**Directions**
Without the pictures, reproduce the records that follow exactly.

[start of Input material]

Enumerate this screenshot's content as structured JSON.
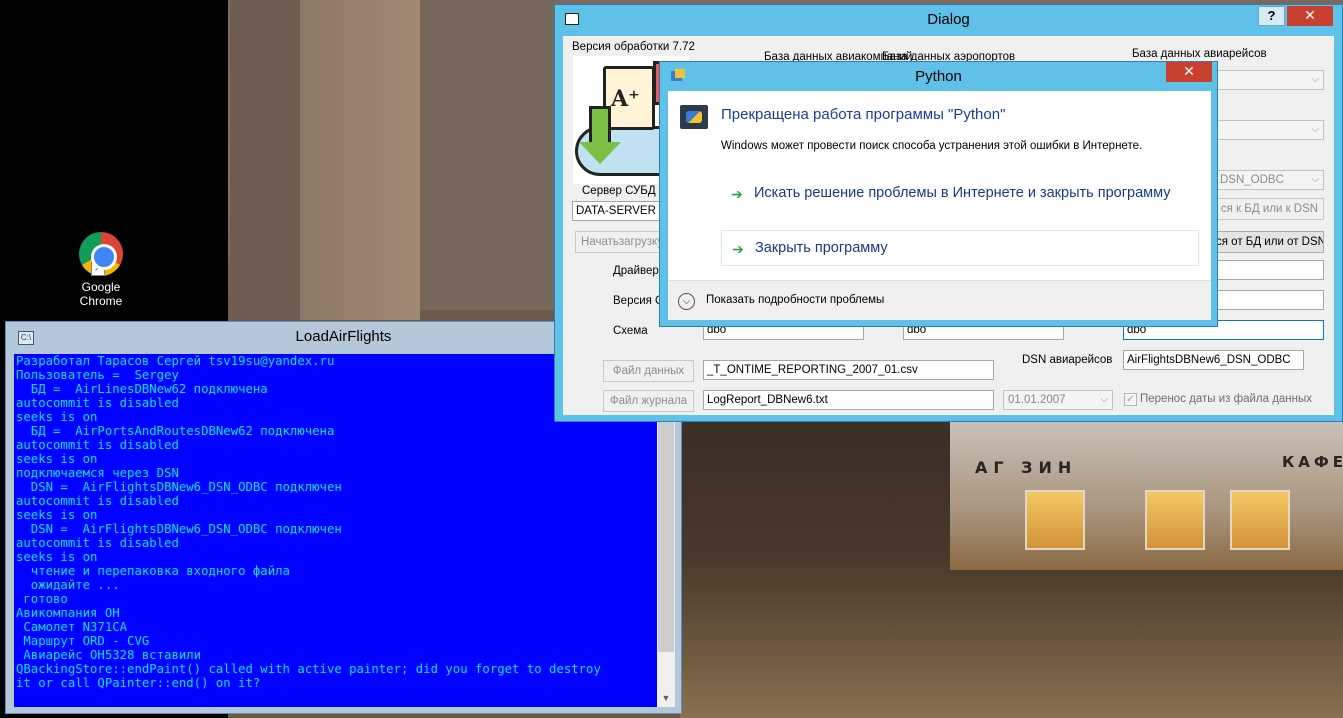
{
  "desktop": {
    "icons": [
      {
        "label_line1": "Google",
        "label_line2": "Chrome"
      }
    ],
    "shop_sign_left": "АГ ЗИН",
    "shop_sign_right": "КАФЕ"
  },
  "console": {
    "title": "LoadAirFlights",
    "lines": [
      "Разработал Тарасов Сергей tsv19su@yandex.ru",
      "Пользователь =  Sergey",
      "  БД =  AirLinesDBNew62 подключена",
      "autocommit is disabled",
      "seeks is on",
      "  БД =  AirPortsAndRoutesDBNew62 подключена",
      "autocommit is disabled",
      "seeks is on",
      "подключаемся через DSN",
      "  DSN =  AirFlightsDBNew6_DSN_ODBC подключен",
      "autocommit is disabled",
      "seeks is on",
      "  DSN =  AirFlightsDBNew6_DSN_ODBC подключен",
      "autocommit is disabled",
      "seeks is on",
      "  чтение и перепаковка входного файла",
      "  ожидайте ...",
      " готово",
      "Авикомпания OH",
      " Самолет N371CA",
      " Маршрут ORD - CVG",
      " Авиарейс OH5328 вставили",
      "QBackingStore::endPaint() called with active painter; did you forget to destroy",
      "it or call QPainter::end() on it?"
    ]
  },
  "dialog": {
    "title": "Dialog",
    "help": "?",
    "close": "✕",
    "version": "Версия обработки 7.72",
    "labels": {
      "db_airlines": "База данных авиакомпаний",
      "db_airports": "База данных аэропортов",
      "db_flights": "База данных авиарейсов",
      "server": "Сервер СУБД",
      "driver": "Драйвер С",
      "odbc_version": "Версия ОD",
      "schema": "Схема",
      "dsn_flights": "DSN авиарейсов"
    },
    "values": {
      "server": "DATA-SERVER",
      "schema_1": "dbo",
      "schema_2": "dbo",
      "schema_3": "dbo",
      "dsn_combo": "DSN_ODBC",
      "dsn_flights": "AirFlightsDBNew6_DSN_ODBC",
      "data_file": "_T_ONTIME_REPORTING_2007_01.csv",
      "log_file": "LogReport_DBNew6.txt",
      "date": "01.01.2007"
    },
    "buttons": {
      "start_load": "Начатьзагрузку",
      "connect": "ся к БД или к DSN",
      "disconnect": "ся от БД или от DSN",
      "data_file": "Файл данных",
      "log_file": "Файл журнала"
    },
    "checkbox_label": "Перенос даты из файла данных"
  },
  "python_error": {
    "title": "Python",
    "close": "✕",
    "heading": "Прекращена работа программы \"Python\"",
    "description": "Windows может провести поиск способа устранения этой ошибки в Интернете.",
    "options": [
      "Искать решение проблемы в Интернете и закрыть программу",
      "Закрыть программу"
    ],
    "details": "Показать подробности проблемы"
  },
  "colors": {
    "console_bg": "#0000ff",
    "console_text": "#00e5ff",
    "window_frame": "#5fc1e8",
    "close_button": "#c74030",
    "link_text": "#163a8a",
    "arrow_green": "#2aa53a"
  }
}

[end of Input material]

**Reply**
Enumerate this screenshot's content as structured JSON.
{
  "desktop": {
    "icons": [
      {
        "label_line1": "Google",
        "label_line2": "Chrome"
      }
    ],
    "shop_sign_left": "АГ ЗИН",
    "shop_sign_right": "КАФЕ"
  },
  "console": {
    "title": "LoadAirFlights",
    "lines": [
      "Разработал Тарасов Сергей tsv19su@yandex.ru",
      "Пользователь =  Sergey",
      "  БД =  AirLinesDBNew62 подключена",
      "autocommit is disabled",
      "seeks is on",
      "  БД =  AirPortsAndRoutesDBNew62 подключена",
      "autocommit is disabled",
      "seeks is on",
      "подключаемся через DSN",
      "  DSN =  AirFlightsDBNew6_DSN_ODBC подключен",
      "autocommit is disabled",
      "seeks is on",
      "  DSN =  AirFlightsDBNew6_DSN_ODBC подключен",
      "autocommit is disabled",
      "seeks is on",
      "  чтение и перепаковка входного файла",
      "  ожидайте ...",
      " готово",
      "Авикомпания OH",
      " Самолет N371CA",
      " Маршрут ORD - CVG",
      " Авиарейс OH5328 вставили",
      "QBackingStore::endPaint() called with active painter; did you forget to destroy",
      "it or call QPainter::end() on it?"
    ]
  },
  "dialog": {
    "title": "Dialog",
    "help": "?",
    "close": "✕",
    "version": "Версия обработки 7.72",
    "labels": {
      "db_airlines": "База данных авиакомпаний",
      "db_airports": "База данных аэропортов",
      "db_flights": "База данных авиарейсов",
      "server": "Сервер СУБД",
      "driver": "Драйвер С",
      "odbc_version": "Версия ОD",
      "schema": "Схема",
      "dsn_flights": "DSN авиарейсов"
    },
    "values": {
      "server": "DATA-SERVER",
      "schema_1": "dbo",
      "schema_2": "dbo",
      "schema_3": "dbo",
      "dsn_combo": "DSN_ODBC",
      "dsn_flights": "AirFlightsDBNew6_DSN_ODBC",
      "data_file": "_T_ONTIME_REPORTING_2007_01.csv",
      "log_file": "LogReport_DBNew6.txt",
      "date": "01.01.2007"
    },
    "buttons": {
      "start_load": "Начатьзагрузку",
      "connect": "ся к БД или к DSN",
      "disconnect": "ся от БД или от DSN",
      "data_file": "Файл данных",
      "log_file": "Файл журнала"
    },
    "checkbox_label": "Перенос даты из файла данных"
  },
  "python_error": {
    "title": "Python",
    "close": "✕",
    "heading": "Прекращена работа программы \"Python\"",
    "description": "Windows может провести поиск способа устранения этой ошибки в Интернете.",
    "options": [
      "Искать решение проблемы в Интернете и закрыть программу",
      "Закрыть программу"
    ],
    "details": "Показать подробности проблемы"
  },
  "colors": {
    "console_bg": "#0000ff",
    "console_text": "#00e5ff",
    "window_frame": "#5fc1e8",
    "close_button": "#c74030",
    "link_text": "#163a8a",
    "arrow_green": "#2aa53a"
  }
}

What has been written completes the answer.